_Source document:_
——————

# Looking to Make Pastrami



## mjohnson7usmc (Nov 5, 2020)

Hey everyone,

I love Pastrami and I have been looking to make one at home. I'm picking up a brisket flat tomorrow.  I just ordered some prague powder No. 1 and have been looking at the mixture for the brine. The more I'm reading the more confused I'm getting...should I brine? dry brine in a vacuum seal? ...do I brine for 7 days? 5 weeks?!?!.... Do I inject the brine into the meat?!?! Do I rinse the meat after the brine? Do I soak it in water for 4 hours and change the water after two hours?!

I have so many questions. I think I want to do the most simple thing for my first try, but I am not sure what that is anymore.


----------



## agaffer (Nov 5, 2020)

You use the brine for the first step, making corned beef. You brine it for about 5-7 days. I can't remember a good corned beef brine recipe off the top of my head but, you can find them on the internet. They all consist of pickling spices, salt, prague powder and other spices. After you make the corned beef then you use a pastrami rub of pepper and spices, especially coriander. Take a look at the pastrami recipe on Amazing ribs. It works perfectly.


----------



## zwiller (Nov 5, 2020)

All this stuff is debatable.  However, one thing most tend to agree on is the rate of curing is 1/4" per day.  This determines your brine/cure time unless you inject.  For a flat being around 2" or so I think injecting is not necessary.  A week should be good for either dry or wet cure.  I do a quick rinse and no soak.  Some good info here: https://www.smokingmeatforums.com/threads/pastrami-rub-recipe.299669/page-2


----------



## chef jimmyj (Nov 5, 2020)

——————

_Tasks to complete:_
a) In the entries, return the lines verbatim, beginning at the line that contains "table-body: 1 1" and stopping after the line that contains "ring-sites-table: Ring Sites".
b) Write the next part of the pastrami forum thread, picking up after its last line.

——————

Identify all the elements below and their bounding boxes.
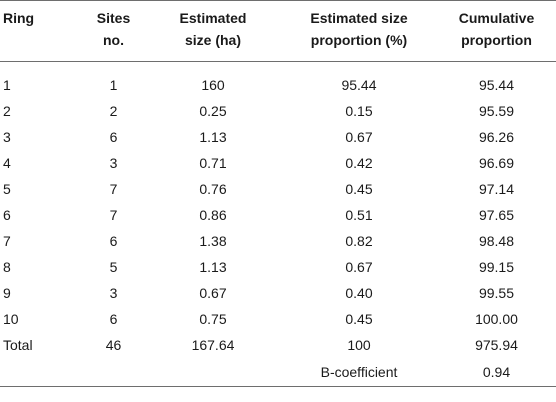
table-body: 1 1 160 95.44 95.44 2 2 0.25 0.15 95.59 … — [0, 62, 556, 387]
cell-proportion: 0.42 — [345, 155, 373, 171]
cell-proportion: 0.67 — [345, 259, 373, 275]
header-size-line1: Estimated — [179, 10, 247, 26]
table-row: 9 3 0.67 0.40 99.55 — [0, 280, 556, 306]
header-estimated-size: Estimated size (ha) — [145, 0, 281, 62]
cell-size: 0.25 — [199, 103, 227, 119]
cell-cumulative: 98.48 — [478, 233, 515, 249]
table-row: 7 6 1.38 0.82 98.48 — [0, 228, 556, 254]
header-proportion-line1: Estimated size — [310, 10, 408, 26]
total-proportion: 100 — [347, 337, 371, 353]
cell-proportion: 0.51 — [345, 207, 373, 223]
header-size-line2: size (ha) — [184, 32, 241, 48]
cell-proportion: 0.45 — [345, 311, 373, 327]
cell-sites: 7 — [109, 181, 118, 197]
cell-cumulative: 95.59 — [478, 103, 515, 119]
cell-size: 0.75 — [199, 311, 227, 327]
cell-proportion: 0.45 — [345, 181, 373, 197]
cell-size: 1.38 — [199, 233, 227, 249]
table-row: 2 2 0.25 0.15 95.59 — [0, 98, 556, 124]
table-row: 10 6 0.75 0.45 100.00 — [0, 306, 556, 332]
cell-ring: 9 — [3, 285, 11, 301]
header-cumulative-line2: proportion — [461, 32, 532, 48]
cell-ring: 1 — [3, 77, 11, 93]
cell-proportion: 0.15 — [345, 103, 373, 119]
header-sites: Sites no. — [82, 0, 145, 62]
cell-cumulative: 97.65 — [478, 207, 515, 223]
cell-ring: 8 — [3, 259, 11, 275]
header-cumulative-proportion: Cumulative proportion — [437, 0, 556, 62]
cell-proportion: 95.44 — [341, 77, 377, 93]
header-ring: Ring — [0, 0, 82, 62]
cell-ring: 2 — [3, 103, 11, 119]
ring-sites-table: Ring Sites no. Estimated size (ha) Estim… — [0, 0, 556, 387]
cell-ring: 10 — [3, 311, 19, 327]
cell-ring: 6 — [3, 207, 11, 223]
cell-sites: 7 — [109, 207, 118, 223]
cell-ring: 7 — [3, 233, 11, 249]
cell-size: 0.71 — [199, 155, 227, 171]
cell-sites: 6 — [109, 129, 118, 145]
table-row: 1 1 160 95.44 95.44 — [0, 62, 556, 99]
cell-cumulative: 95.44 — [478, 77, 515, 93]
table-row: 6 7 0.86 0.51 97.65 — [0, 202, 556, 228]
cell-size: 160 — [201, 77, 225, 93]
cell-proportion: 0.67 — [345, 129, 373, 145]
empty-cell — [82, 358, 145, 387]
cell-cumulative: 97.14 — [478, 181, 515, 197]
cell-proportion: 0.82 — [345, 233, 373, 249]
header-cumulative-line1: Cumulative — [458, 10, 535, 26]
cell-ring: 4 — [3, 155, 11, 171]
total-sites: 46 — [105, 337, 122, 353]
empty-cell — [145, 358, 281, 387]
cell-size: 1.13 — [199, 259, 227, 275]
cell-sites: 5 — [109, 259, 118, 275]
cell-size: 0.76 — [199, 181, 227, 197]
header-size-proportion: Estimated size proportion (%) — [281, 0, 437, 62]
header-sites-line1: Sites — [96, 10, 131, 26]
cell-size: 0.86 — [199, 207, 227, 223]
cell-ring: 5 — [3, 181, 11, 197]
total-cumulative: 975.94 — [475, 337, 518, 353]
b-coefficient-value: 0.94 — [437, 358, 556, 387]
cell-sites: 1 — [109, 77, 118, 93]
total-row: Total 46 167.64 100 975.94 — [0, 332, 556, 358]
cell-cumulative: 99.15 — [478, 259, 515, 275]
cell-cumulative: 96.69 — [478, 155, 515, 171]
cell-cumulative: 99.55 — [478, 285, 515, 301]
b-coefficient-label: B-coefficient — [281, 358, 437, 387]
header-sites-line2: no. — [103, 32, 124, 48]
header-row: Ring Sites no. Estimated size (ha) Estim… — [0, 0, 556, 62]
header-proportion-line2: proportion (%) — [310, 32, 408, 48]
cell-sites: 3 — [109, 285, 118, 301]
cell-cumulative: 100.00 — [475, 311, 518, 327]
cell-ring: 3 — [3, 129, 11, 145]
cell-sites: 3 — [109, 155, 118, 171]
empty-cell — [0, 358, 82, 387]
cell-sites: 2 — [109, 103, 118, 119]
cell-sites: 6 — [109, 311, 118, 327]
cell-cumulative: 96.26 — [478, 129, 515, 145]
cell-proportion: 0.40 — [345, 285, 373, 301]
cell-size: 1.13 — [199, 129, 227, 145]
total-size: 167.64 — [191, 337, 235, 353]
table-row: 8 5 1.13 0.67 99.15 — [0, 254, 556, 280]
b-coefficient-row: B-coefficient 0.94 — [0, 358, 556, 387]
table-row: 4 3 0.71 0.42 96.69 — [0, 150, 556, 176]
table-row: 5 7 0.76 0.45 97.14 — [0, 176, 556, 202]
total-label: Total — [3, 337, 33, 353]
cell-size: 0.67 — [199, 285, 227, 301]
cell-sites: 6 — [109, 233, 118, 249]
table-row: 3 6 1.13 0.67 96.26 — [0, 124, 556, 150]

——————

_Answers to the exercises:_
a)
table-body: 1 1 160 95.44 95.44 2 2 0.25 0.15 95.59 … — [0, 62, 556, 387]
cell-proportion: 0.42 — [345, 155, 373, 171]
cell-proportion: 0.67 — [345, 259, 373, 275]
header-size-line1: Estimated — [179, 10, 247, 26]
table-row: 9 3 0.67 0.40 99.55 — [0, 280, 556, 306]
header-estimated-size: Estimated size (ha) — [145, 0, 281, 62]
cell-size: 0.25 — [199, 103, 227, 119]
cell-cumulative: 98.48 — [478, 233, 515, 249]
table-row: 7 6 1.38 0.82 98.48 — [0, 228, 556, 254]
header-proportion-line1: Estimated size — [310, 10, 408, 26]
total-proportion: 100 — [347, 337, 371, 353]
cell-proportion: 0.51 — [345, 207, 373, 223]
header-size-line2: size (ha) — [184, 32, 241, 48]
cell-proportion: 0.45 — [345, 311, 373, 327]
cell-sites: 7 — [109, 181, 118, 197]
cell-cumulative: 95.59 — [478, 103, 515, 119]
cell-size: 0.75 — [199, 311, 227, 327]
cell-proportion: 0.45 — [345, 181, 373, 197]
cell-size: 1.38 — [199, 233, 227, 249]
table-row: 2 2 0.25 0.15 95.59 — [0, 98, 556, 124]
table-row: 10 6 0.75 0.45 100.00 — [0, 306, 556, 332]
cell-ring: 9 — [3, 285, 11, 301]
header-cumulative-line2: proportion — [461, 32, 532, 48]
cell-ring: 1 — [3, 77, 11, 93]
cell-proportion: 0.15 — [345, 103, 373, 119]
header-sites: Sites no. — [82, 0, 145, 62]
cell-cumulative: 97.65 — [478, 207, 515, 223]
cell-ring: 8 — [3, 259, 11, 275]
header-cumulative-proportion: Cumulative proportion — [437, 0, 556, 62]
cell-proportion: 95.44 — [341, 77, 377, 93]
header-ring: Ring — [0, 0, 82, 62]
cell-ring: 2 — [3, 103, 11, 119]
ring-sites-table: Ring Sites no. Estimated size (ha) Estim… — [0, 0, 556, 387]

b)
Thanks Zwiller.

What I make and my family loves. Not too salty so no need to soak, YMMV.

Killer Corned Beef Brine

1Gal Cold Water
1/2C Morton Kosher Salt (3/4C if Diamond Chrystal)
1/4C Pickling Spice
1C Diced Onion
4 Cloves Garlic, chopped.
1Ea Carrot, diced
1Ea Rib Celery, diced
1T Fresh Thyme Leaves (1tsp Dry)
2T Brown Sugar
1T Cure #1

Toast the Pickling Spices in a dry 2 Qt Pot over medium heat until fragrant.
Add 1Qt of the Water and the remaining EXCEPT the Cure #1.
Bring to a Boil and simmer 5 minutes.
Add this " Tea " to the remaining 3QT Cold Water in a food safe container and stir in the 1T Cure #1.
Measure the thickness of the meat at the thickest point.
Brine One Day for each 1/2 inch of thickness of the thickest part.
Soak completely submerged, weight down with a bag of water.
Everything may fit in a Ziplock 2 Gallon Bag if you don't have a Food Safe Container.
Place Bag in another container or roasting pan in case of leaks.

*Better 'en NY Pastrami Rub*

2T Turbinado Sugar
2T Black Peppercorns
1T Coriander Seed
1T Dill Seed
1T Dry Minced Onion
1T Dry Minced Garlic
1tsp Allspice Berries (6-8ea)
1tsp Mustard Seed
1tsp Dry Thyme Leaves
3 Bay Leaves, crumbled
1tsp Juniper Berries (6-8ea)

All Spices are Whole and were toasted in a dry pan over Medium heat until fragrant.
Let the Spices cool then Grind in a cheapo Coffee Grinder until slightly less than Coarse. The Garlic and Onion do not need to be toasted. If grinding do so only slightly as the Minced size is pretty close to perfect for Pastrami.

Lots of methods to Smoke and Cook. Since Cured, you can get extra Smokey by Cold Smoking, 40 to 100°F for how ever long you wish, 12 hours works for me, then  go in the Oven and cook to get a nice Bark and Slight Resistant Probe Tender meat. You can Smoke Straight 225 until SR probe tender. Or Smoke 225 to an IT of 160°F,  then Steam until SR probe tender. Go No Higher than 250°F or leave the Sugar out of the Rub...JJ


----------



## Fueling Around (Nov 5, 2020)

Great information.
Pastrami is fun to make and experiment on recipes.
I've got a smoked and corned brisket point in the freezer.  I'll serve it after a good steaming.

A side note:
If using canning salt (NEVER use iodized table salt) cut the quantity in 1/2 to 2/3 when a recipe calls for "salt" or kosher salt.  It's a density thing.  Recipes using weight are good.  50 g of kosher is 50 g of canning is 50 g of sea salt


----------



## tallbm (Nov 5, 2020)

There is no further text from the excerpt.